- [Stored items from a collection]

▼

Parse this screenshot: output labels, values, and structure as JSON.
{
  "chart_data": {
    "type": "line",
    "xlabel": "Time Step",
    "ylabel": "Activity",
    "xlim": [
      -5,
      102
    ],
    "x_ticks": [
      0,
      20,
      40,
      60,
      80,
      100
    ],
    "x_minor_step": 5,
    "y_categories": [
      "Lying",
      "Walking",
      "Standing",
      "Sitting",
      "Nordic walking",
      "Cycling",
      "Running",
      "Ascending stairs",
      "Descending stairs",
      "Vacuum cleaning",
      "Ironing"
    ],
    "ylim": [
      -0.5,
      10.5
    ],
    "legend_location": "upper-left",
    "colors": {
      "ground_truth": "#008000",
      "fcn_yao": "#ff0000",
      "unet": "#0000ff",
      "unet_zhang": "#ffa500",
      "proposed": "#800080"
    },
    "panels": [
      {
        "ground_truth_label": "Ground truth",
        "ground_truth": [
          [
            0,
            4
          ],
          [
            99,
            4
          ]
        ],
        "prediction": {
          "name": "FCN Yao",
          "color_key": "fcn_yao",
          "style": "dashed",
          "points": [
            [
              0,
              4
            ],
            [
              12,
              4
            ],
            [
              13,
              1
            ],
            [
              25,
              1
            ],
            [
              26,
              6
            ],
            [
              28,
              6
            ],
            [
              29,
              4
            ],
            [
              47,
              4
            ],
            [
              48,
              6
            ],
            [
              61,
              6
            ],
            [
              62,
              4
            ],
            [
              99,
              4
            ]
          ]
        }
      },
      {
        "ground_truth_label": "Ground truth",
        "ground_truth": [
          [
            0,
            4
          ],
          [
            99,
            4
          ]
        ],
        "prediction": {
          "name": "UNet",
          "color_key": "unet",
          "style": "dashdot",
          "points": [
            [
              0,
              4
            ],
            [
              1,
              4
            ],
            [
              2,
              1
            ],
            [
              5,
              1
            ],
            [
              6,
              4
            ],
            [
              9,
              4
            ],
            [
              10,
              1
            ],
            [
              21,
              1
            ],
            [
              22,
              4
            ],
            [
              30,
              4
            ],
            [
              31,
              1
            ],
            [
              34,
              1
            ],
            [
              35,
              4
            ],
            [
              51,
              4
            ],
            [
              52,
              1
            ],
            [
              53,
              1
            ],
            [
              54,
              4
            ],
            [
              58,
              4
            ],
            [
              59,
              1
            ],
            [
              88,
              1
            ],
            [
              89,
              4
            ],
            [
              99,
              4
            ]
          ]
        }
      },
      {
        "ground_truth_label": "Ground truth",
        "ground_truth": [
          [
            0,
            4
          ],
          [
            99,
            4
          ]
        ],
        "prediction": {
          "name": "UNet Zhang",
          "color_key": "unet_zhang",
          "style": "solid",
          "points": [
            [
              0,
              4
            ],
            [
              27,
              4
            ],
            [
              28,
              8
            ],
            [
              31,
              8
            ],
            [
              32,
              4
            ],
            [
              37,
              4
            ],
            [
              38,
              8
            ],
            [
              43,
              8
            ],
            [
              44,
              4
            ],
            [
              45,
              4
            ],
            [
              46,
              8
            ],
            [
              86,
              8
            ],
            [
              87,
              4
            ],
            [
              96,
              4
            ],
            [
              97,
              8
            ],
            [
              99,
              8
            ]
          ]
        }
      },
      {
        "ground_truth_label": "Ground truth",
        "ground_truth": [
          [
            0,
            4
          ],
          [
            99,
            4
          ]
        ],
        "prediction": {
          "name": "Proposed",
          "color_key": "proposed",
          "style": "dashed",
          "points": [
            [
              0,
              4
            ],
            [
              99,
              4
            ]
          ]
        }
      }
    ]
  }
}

▲

- [EXERCISE DETAILS] Every line in the data above that contains "stairs" needs to be copied.

- [FULL RESPONSE]
      "Ascending stairs",
      "Descending stairs",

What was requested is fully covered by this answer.